** START OF Supplied material **

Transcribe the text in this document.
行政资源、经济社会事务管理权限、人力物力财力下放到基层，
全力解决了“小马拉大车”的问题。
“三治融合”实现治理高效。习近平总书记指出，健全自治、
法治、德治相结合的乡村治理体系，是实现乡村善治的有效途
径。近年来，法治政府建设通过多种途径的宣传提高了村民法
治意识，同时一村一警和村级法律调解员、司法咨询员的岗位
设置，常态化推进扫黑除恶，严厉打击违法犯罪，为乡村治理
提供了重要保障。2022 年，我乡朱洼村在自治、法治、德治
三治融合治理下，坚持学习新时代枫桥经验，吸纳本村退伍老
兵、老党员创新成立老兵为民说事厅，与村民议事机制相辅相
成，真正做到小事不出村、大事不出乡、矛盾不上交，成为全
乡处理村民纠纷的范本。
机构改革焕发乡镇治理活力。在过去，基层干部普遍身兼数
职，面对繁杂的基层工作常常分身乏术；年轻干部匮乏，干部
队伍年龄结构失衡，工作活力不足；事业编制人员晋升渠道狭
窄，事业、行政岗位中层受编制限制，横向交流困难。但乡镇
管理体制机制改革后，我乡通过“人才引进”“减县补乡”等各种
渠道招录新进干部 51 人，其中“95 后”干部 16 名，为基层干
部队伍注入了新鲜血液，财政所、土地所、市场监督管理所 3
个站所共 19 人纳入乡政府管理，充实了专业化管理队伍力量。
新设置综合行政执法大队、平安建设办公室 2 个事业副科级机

** END OF Supplied material **
** START OF Supplied material **

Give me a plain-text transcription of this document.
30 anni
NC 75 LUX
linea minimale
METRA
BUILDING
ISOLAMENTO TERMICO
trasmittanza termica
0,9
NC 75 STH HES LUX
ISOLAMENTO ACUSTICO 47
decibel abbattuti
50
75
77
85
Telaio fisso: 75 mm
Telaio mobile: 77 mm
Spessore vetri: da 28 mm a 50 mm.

** END OF Supplied material **
** START OF Supplied material **

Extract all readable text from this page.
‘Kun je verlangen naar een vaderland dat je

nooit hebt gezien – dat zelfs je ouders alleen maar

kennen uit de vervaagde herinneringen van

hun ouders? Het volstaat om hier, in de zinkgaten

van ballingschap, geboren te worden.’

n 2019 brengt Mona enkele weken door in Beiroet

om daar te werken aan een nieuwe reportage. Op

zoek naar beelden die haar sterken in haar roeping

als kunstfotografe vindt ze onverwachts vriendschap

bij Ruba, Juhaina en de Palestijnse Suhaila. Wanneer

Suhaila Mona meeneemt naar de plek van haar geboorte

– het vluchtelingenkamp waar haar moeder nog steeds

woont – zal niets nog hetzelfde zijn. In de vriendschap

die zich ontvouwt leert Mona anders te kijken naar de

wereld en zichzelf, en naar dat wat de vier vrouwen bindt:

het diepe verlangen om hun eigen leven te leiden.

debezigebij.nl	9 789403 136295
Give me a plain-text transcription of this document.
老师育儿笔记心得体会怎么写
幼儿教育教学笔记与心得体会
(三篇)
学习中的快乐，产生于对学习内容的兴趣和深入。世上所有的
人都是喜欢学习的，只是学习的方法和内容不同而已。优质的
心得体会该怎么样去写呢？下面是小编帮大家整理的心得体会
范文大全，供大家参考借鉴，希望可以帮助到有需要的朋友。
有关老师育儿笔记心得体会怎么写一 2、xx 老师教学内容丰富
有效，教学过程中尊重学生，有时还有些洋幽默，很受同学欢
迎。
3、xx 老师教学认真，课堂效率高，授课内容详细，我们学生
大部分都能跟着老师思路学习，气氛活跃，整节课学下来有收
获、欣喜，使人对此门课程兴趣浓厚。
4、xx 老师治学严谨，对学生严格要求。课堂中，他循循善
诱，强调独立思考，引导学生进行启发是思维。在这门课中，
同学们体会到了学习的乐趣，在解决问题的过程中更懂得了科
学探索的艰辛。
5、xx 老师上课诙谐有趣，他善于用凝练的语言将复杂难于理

** END OF Supplied material **

■ Given instruction ■
Your answer should be one number: how many lines in the material above contain the string "ISOLAMENTO".

■ Full answer ■
2